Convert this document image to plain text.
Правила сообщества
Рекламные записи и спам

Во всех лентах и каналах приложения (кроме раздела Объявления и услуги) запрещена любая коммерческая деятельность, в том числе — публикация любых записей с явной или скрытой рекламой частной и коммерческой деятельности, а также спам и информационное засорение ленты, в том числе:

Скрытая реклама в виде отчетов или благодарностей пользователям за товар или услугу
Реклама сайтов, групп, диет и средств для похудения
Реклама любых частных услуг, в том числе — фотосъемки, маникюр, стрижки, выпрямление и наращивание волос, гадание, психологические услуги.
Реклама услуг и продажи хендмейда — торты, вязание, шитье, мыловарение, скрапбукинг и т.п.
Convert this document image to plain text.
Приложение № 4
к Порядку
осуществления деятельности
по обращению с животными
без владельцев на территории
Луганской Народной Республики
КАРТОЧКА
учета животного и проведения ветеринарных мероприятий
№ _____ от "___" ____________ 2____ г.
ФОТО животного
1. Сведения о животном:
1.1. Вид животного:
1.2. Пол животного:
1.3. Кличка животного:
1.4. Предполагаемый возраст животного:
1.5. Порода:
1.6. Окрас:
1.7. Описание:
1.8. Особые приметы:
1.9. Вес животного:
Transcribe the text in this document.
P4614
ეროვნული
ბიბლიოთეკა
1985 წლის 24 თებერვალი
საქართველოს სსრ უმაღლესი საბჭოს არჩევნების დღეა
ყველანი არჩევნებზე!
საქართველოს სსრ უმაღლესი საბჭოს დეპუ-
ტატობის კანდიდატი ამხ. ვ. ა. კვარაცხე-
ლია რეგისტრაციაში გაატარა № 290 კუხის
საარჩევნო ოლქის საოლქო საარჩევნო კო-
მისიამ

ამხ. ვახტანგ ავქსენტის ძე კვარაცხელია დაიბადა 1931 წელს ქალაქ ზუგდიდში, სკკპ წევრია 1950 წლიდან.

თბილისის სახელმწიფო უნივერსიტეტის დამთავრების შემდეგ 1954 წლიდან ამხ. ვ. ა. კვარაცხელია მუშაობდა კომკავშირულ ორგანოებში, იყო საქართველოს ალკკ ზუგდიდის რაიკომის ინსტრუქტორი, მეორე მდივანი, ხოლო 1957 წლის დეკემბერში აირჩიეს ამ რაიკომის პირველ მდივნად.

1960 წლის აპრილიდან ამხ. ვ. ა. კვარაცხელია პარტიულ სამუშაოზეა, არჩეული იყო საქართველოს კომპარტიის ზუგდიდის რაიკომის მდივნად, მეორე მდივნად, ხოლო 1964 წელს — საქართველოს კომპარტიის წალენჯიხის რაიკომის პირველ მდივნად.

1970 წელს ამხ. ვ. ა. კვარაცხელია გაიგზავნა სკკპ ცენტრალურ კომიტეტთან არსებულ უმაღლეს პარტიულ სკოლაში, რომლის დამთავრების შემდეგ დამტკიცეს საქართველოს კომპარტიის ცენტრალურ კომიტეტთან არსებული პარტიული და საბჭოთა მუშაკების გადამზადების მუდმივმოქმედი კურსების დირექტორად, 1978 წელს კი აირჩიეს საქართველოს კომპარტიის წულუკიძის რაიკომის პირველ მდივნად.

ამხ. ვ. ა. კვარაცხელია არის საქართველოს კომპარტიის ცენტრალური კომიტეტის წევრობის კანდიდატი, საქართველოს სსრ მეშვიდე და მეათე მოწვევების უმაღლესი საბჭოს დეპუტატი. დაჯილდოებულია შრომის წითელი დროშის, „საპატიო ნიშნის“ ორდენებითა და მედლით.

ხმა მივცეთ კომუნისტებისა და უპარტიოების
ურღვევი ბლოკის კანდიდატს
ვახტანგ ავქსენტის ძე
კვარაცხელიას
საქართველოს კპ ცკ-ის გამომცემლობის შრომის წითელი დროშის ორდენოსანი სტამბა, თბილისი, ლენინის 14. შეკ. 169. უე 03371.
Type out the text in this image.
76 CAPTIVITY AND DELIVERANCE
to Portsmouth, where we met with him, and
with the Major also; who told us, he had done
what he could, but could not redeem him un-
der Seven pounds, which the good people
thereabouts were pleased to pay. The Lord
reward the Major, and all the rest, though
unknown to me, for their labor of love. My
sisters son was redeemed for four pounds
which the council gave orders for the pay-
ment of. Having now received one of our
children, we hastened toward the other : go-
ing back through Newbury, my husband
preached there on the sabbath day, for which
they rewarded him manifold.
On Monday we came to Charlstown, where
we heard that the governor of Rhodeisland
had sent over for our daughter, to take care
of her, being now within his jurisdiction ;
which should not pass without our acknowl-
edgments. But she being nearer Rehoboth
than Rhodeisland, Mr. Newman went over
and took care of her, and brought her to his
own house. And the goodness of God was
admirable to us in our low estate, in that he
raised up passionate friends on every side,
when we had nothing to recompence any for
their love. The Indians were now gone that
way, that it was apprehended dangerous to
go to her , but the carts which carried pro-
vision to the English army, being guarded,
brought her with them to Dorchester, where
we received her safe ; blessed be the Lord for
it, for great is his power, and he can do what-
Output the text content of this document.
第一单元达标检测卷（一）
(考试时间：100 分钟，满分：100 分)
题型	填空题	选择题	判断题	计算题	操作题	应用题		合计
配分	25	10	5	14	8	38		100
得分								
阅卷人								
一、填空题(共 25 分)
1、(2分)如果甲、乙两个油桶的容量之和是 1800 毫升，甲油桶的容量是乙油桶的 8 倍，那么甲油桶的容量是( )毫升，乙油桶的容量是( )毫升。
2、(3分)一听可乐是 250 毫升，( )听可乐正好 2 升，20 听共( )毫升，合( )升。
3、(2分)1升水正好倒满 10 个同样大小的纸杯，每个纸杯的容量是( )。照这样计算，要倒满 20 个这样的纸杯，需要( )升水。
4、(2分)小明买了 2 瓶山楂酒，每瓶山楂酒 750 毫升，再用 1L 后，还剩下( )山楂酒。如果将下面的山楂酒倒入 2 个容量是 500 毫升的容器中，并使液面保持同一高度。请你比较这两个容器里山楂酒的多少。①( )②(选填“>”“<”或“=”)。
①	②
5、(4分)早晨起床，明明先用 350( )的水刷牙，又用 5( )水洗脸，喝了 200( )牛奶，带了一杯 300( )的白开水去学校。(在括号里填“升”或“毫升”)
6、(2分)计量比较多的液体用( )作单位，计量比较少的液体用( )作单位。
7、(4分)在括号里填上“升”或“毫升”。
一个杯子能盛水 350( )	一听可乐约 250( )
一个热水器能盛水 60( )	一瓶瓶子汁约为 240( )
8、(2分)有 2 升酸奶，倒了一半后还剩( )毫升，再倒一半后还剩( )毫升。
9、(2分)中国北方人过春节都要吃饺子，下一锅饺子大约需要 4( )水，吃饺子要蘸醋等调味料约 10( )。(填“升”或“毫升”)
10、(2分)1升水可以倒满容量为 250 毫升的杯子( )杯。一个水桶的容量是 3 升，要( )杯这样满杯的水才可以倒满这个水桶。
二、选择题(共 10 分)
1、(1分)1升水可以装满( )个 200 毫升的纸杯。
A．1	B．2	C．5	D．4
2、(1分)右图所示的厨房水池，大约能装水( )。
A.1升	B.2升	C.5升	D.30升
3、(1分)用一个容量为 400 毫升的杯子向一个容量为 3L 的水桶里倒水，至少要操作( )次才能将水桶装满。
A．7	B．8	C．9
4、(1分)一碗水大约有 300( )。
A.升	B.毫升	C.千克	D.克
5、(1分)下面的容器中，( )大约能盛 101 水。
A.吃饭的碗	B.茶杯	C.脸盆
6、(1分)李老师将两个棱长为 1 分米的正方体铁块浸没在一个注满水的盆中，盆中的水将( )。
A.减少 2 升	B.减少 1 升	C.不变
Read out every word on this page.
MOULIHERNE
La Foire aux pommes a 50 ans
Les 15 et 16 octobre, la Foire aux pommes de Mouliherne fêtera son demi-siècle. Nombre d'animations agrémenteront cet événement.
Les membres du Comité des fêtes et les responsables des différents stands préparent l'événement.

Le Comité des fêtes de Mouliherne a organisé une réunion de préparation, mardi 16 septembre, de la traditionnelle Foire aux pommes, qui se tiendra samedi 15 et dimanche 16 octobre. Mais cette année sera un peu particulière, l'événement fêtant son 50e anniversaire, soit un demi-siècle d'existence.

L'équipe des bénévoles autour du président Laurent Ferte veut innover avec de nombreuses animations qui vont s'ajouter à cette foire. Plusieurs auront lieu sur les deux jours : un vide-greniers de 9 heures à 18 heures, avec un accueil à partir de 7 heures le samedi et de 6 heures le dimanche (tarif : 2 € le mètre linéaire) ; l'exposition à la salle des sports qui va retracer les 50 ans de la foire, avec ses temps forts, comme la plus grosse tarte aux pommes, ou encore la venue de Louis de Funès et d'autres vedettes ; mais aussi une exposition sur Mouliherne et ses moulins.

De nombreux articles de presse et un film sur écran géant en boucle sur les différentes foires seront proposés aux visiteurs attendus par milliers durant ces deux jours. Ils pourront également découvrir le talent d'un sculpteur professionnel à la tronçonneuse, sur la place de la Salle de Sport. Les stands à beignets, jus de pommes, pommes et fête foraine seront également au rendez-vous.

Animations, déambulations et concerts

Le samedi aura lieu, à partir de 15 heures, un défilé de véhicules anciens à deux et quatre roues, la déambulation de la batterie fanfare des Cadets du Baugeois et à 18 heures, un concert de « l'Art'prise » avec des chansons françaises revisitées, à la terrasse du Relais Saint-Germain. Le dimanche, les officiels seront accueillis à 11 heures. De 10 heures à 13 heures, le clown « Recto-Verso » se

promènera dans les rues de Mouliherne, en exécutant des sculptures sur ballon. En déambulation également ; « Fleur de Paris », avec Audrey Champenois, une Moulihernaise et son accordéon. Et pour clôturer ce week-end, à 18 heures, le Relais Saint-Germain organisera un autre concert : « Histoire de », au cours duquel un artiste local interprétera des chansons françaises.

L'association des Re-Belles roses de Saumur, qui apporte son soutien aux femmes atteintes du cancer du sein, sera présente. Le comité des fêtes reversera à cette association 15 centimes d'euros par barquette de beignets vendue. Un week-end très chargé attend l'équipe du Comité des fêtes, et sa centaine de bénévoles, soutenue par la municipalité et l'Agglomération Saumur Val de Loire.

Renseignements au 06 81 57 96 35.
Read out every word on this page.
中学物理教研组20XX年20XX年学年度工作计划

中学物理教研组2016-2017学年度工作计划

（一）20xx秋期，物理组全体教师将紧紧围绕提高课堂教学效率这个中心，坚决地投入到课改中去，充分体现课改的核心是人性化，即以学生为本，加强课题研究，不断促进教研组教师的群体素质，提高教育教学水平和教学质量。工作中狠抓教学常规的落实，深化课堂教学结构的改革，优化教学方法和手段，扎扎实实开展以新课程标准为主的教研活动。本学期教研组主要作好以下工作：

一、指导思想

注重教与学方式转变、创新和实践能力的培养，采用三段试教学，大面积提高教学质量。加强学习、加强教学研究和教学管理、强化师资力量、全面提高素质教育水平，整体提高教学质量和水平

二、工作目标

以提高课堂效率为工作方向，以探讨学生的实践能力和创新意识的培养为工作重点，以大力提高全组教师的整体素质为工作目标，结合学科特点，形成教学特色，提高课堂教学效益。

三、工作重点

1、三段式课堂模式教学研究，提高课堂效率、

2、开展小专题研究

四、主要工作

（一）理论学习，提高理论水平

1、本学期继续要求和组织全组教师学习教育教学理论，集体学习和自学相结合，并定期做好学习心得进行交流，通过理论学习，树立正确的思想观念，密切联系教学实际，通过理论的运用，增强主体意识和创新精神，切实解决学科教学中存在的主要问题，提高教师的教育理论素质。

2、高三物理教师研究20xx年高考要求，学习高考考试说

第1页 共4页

---------------

▶ [WHAT IS NEEDED]: Select all lines with the word "ავქსენტის" from the entries above.

▶ [EXERCISE RESULT]:
ამხ. ვახტანგ ავქსენტის ძე კვარაცხელია დაიბადა 1931 წელს ქალაქ ზუგდიდში, სკკპ წევრია 1950 წლიდან.
ვახტანგ ავქსენტის ძე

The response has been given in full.